> WRITTEN TASK: Show every line below where "this" can be found.

::: PROVIDED ENTRIES :::

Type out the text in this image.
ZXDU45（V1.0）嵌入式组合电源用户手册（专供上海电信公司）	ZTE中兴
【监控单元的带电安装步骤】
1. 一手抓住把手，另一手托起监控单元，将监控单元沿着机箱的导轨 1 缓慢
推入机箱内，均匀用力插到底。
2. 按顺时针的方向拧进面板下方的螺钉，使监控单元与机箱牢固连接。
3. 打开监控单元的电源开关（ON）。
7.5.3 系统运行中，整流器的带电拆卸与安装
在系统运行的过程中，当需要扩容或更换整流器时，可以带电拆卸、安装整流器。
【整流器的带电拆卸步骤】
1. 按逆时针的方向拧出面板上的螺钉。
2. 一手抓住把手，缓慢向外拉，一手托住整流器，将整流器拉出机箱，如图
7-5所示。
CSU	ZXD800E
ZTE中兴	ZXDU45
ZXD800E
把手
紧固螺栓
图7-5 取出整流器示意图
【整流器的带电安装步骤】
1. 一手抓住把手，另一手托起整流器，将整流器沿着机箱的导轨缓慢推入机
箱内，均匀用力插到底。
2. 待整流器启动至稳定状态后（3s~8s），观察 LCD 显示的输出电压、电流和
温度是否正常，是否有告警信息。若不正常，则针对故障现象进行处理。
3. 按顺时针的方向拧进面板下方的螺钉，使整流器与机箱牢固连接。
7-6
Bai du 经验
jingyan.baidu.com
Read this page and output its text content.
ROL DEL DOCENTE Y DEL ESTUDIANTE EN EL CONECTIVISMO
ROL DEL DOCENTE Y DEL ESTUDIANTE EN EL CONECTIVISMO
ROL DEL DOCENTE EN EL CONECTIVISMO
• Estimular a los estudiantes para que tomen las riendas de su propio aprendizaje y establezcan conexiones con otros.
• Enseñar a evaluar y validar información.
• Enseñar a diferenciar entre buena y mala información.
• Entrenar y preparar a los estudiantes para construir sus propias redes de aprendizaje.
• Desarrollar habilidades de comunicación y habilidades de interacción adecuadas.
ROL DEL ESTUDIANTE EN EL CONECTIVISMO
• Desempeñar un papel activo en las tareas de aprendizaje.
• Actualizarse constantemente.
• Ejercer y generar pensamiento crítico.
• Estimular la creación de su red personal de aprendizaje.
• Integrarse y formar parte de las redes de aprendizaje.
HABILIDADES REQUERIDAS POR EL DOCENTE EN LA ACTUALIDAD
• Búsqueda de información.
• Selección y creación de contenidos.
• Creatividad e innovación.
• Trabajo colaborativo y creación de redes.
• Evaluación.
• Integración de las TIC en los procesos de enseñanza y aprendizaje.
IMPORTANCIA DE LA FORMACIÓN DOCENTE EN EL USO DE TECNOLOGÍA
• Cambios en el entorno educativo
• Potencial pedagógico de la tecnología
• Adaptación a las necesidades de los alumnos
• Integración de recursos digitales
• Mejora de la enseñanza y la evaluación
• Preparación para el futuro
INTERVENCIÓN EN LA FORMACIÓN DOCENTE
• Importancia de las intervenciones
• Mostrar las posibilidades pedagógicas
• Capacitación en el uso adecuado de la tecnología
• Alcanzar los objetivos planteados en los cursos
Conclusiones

:::

> EXERCISE OUTPUT:
Type out the text in this image.
Read this page and output its text content.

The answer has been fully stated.